Despite the creation and implementation in 1999 of the civil solidarity pact (, ), more commonly known as PACS, a system allowing civil partnerships between two persons without regard to their gender and guaranteeing certain personal and civil rights to both "pacsés", there was considerable political and societal debate over same-sex marriage in France during the first decade of the 21st century.

2004 same-sex marriage
On 5 June 2004, former Green Party presidential candidate Noël Mamère, mayor of the Bordeaux suburb of Bègles, conducted a same-sex marriage ceremony for two men, Bertrand Charpentier and Stéphane Chapin. Mamère claimed that there was nothing in French law to prohibit such a ceremony, and that he would appeal any challenge to the European Court of Human Rights.

Minister of Justice Dominique Perben had stated that such unions would be legally void, and called for judicial intervention to halt the ceremony. On 27 July 2004, the Bordeaux Court of General Jurisdiction declared the marriage null and void. One legal argument defended by the public prosecutor, representing the national government, was that the French Civil Code contained several mentions of husband and wife, thereby implying different genders. On 19 April 2005, the Appeals Court of Bordeaux upheld the ruling, and on 14 March 2007, the Court of Cassation turned down Charpentier and Chapin's appeal. On 9 June 2016, the European Court of Human Rights ruled that the decision to invalidate Charpentier and Chapin's marriage did not constitute an infringement of the European Convention on Human Rights.

Reaction
Shortly after the ceremony took place, Interior Minister Dominique de Villepin instituted disciplinary procedures against Mayor Mamère, suspending him from his duties for one month. The local administrative court ruled that Mamère's suspension was legal and substantiated. Mamère said he would not appeal the ruling, having already unsuccessfully attempted to get an injunction from the court, then appealing the case to the Council of State; both had ruled that an injunction was not justified on grounds of urgency.

On 11 May 2004, Socialist Party leader François Hollande announced that he would ask his party to file a draft law making same-sex marriages unequivocally legal. Some other party leaders, such as former Prime Minister Lionel Jospin, publicly disapproved of same-sex marriage. Hollande's partner, Ségolène Royal, said at the time that she harbored doubts about same-sex marriage, though now fully supports it.

2006 parliamentary report
A parliamentary "Report on the Family and the Rights of Children" was released on 25 January 2006. Although the committee recommended increasing some of the rights already granted by the PACS civil partnership, it recommended maintaining prohibitions against marriage, adoption, and access to medically assisted reproduction for same-sex couples, arguing that these three issues were inseparable and that allowing them would contravene a number of articles of the United Nations Convention on the Rights of the Child, to which France is a signatory (though many UN member nations did grant some or all of these rights to same-sex couples). Referring to the rights of children as a human rights issue, the report argued that children "now have rights, and to systematically give preference to adult aspirations over respect for these rights is not possible anymore." Because of these prohibitions, left-wing members of the committee rejected the report.

STORED DATA:
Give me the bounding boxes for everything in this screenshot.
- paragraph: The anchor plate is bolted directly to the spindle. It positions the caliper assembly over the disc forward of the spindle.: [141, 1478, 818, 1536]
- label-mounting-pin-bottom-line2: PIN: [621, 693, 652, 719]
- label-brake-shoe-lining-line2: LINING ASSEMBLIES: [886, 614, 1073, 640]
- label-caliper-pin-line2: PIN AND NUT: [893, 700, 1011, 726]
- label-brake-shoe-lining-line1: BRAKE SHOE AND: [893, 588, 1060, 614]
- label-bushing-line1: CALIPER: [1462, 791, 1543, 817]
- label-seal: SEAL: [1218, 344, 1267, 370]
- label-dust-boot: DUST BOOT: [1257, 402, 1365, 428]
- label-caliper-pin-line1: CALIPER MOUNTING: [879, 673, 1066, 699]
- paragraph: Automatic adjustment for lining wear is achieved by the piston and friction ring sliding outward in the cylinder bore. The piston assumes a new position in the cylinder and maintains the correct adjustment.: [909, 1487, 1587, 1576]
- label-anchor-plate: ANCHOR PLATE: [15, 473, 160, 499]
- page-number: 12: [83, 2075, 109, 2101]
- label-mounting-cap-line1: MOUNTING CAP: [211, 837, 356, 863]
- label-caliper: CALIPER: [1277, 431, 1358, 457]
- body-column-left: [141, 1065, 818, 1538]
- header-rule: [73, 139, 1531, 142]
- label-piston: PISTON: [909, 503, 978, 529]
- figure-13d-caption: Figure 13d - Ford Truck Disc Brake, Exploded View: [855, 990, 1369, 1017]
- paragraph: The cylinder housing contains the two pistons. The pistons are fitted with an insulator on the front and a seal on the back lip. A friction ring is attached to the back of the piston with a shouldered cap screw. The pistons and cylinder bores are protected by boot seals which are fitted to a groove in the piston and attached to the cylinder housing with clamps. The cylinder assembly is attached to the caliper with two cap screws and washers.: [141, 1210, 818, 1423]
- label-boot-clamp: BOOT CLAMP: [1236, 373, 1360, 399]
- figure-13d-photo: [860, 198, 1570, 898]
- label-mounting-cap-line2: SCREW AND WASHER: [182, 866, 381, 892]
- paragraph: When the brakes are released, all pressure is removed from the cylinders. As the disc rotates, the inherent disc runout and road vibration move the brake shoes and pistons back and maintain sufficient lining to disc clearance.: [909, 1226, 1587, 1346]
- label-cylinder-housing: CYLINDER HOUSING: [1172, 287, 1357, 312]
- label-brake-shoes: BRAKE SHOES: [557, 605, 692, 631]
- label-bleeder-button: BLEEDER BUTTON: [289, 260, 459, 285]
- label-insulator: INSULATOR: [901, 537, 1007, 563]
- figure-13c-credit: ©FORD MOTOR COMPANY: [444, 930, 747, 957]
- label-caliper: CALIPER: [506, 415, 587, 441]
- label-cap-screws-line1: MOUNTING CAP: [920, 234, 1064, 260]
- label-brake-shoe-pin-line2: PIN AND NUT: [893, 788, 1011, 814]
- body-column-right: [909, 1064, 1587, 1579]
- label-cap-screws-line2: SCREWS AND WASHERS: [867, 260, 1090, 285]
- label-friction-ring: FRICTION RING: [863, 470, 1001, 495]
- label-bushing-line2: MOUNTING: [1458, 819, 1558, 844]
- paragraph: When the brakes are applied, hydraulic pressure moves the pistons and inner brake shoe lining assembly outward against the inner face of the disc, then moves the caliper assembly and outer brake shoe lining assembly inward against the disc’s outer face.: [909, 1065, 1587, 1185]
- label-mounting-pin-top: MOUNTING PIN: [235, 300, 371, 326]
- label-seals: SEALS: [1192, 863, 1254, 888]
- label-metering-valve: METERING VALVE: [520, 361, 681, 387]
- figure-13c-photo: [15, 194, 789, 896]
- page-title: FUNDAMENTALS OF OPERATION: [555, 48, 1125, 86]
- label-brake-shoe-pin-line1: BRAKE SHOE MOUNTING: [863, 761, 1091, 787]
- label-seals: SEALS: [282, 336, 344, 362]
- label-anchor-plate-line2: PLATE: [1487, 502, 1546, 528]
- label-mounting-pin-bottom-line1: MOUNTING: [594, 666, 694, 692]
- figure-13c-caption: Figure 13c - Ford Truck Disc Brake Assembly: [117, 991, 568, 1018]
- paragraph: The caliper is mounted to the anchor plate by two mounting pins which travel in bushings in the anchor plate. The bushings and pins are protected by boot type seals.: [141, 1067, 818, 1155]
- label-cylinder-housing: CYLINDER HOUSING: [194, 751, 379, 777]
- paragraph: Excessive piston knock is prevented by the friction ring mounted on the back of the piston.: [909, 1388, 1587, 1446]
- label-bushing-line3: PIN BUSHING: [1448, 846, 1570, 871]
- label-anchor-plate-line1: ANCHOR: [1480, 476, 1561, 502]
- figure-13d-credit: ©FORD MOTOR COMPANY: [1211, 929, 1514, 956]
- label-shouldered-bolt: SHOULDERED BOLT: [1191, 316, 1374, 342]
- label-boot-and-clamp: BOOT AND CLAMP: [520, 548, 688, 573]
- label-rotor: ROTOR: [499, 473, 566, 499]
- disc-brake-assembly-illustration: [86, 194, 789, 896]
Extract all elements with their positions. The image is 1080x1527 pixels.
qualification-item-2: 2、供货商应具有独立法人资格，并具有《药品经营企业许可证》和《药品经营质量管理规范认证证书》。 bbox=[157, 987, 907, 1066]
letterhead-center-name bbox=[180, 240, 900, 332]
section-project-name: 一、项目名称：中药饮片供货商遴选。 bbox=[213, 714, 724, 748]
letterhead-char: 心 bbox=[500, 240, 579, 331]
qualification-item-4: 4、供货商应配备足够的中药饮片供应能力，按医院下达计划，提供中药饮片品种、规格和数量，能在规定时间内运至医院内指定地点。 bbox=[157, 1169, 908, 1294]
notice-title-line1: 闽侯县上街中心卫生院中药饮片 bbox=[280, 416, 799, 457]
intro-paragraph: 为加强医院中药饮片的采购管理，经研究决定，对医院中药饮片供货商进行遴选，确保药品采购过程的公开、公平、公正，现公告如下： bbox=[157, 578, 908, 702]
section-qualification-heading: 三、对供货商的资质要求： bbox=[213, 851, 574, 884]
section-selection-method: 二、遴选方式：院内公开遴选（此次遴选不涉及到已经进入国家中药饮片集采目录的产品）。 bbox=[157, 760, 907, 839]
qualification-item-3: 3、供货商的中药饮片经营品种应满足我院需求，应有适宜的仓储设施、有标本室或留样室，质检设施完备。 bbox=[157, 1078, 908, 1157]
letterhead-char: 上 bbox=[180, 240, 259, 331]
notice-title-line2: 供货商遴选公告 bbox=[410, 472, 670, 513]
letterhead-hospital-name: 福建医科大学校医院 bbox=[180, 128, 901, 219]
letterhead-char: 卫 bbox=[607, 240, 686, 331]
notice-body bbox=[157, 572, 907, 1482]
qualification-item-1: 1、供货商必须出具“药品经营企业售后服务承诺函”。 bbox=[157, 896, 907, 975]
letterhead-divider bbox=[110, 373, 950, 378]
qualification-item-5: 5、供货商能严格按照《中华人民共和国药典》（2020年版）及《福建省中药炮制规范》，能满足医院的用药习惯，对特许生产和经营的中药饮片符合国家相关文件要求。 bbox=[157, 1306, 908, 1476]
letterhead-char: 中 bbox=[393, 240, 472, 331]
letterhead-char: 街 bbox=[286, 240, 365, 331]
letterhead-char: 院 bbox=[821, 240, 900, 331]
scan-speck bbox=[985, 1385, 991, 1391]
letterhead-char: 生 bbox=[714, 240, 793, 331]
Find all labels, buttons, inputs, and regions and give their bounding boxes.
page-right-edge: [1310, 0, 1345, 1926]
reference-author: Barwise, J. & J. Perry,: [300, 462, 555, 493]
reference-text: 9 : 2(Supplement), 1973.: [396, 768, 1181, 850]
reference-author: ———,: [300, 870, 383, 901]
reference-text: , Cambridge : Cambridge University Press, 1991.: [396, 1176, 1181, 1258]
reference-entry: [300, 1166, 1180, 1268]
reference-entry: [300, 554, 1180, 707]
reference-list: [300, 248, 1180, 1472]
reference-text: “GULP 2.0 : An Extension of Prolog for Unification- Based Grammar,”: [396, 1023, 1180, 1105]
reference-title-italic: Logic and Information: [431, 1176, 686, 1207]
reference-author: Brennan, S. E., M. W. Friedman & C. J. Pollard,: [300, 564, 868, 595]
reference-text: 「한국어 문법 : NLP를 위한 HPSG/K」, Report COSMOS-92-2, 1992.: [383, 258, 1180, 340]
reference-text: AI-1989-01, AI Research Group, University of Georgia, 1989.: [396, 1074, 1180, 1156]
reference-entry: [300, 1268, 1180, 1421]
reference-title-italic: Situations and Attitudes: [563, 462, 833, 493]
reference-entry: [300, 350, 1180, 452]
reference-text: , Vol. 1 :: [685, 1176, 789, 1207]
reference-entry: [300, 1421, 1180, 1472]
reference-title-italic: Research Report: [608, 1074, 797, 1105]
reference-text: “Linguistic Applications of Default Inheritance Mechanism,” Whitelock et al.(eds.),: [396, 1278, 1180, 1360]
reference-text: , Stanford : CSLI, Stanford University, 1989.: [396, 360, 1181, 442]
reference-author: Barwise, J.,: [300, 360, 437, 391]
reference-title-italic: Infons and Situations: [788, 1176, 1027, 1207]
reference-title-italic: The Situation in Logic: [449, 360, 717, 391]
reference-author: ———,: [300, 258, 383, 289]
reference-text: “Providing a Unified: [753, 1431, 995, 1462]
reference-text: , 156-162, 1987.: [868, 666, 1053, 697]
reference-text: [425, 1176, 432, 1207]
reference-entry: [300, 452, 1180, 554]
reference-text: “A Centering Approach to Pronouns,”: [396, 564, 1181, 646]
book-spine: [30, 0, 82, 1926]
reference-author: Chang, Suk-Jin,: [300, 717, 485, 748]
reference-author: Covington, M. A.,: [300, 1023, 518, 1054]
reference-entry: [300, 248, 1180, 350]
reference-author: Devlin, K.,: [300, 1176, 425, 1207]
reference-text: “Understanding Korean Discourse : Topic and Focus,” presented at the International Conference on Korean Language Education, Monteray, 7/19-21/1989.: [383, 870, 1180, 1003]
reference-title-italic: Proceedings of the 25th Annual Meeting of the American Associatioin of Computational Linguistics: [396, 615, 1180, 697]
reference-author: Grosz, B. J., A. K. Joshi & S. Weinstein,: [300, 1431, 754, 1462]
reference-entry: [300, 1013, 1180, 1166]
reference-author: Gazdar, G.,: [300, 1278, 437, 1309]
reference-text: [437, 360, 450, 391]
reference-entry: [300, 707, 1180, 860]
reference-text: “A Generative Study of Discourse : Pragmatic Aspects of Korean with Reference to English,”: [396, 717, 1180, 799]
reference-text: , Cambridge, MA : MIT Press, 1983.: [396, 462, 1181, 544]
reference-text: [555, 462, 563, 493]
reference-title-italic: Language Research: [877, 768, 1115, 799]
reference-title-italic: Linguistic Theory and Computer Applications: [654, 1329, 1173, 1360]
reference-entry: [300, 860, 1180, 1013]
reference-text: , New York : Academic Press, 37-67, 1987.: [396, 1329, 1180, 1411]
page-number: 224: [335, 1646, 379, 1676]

EXERCISE OBJECTIVE: In the passage on same-sex marriage in France, what did Interior Minister Dominique de Villepin do to Mayor Mamère shortly after the ceremony? The rows aren't needed for this.

ANSWER BOX: He instituted disciplinary procedures against Mamère and suspended him from his duties for one month.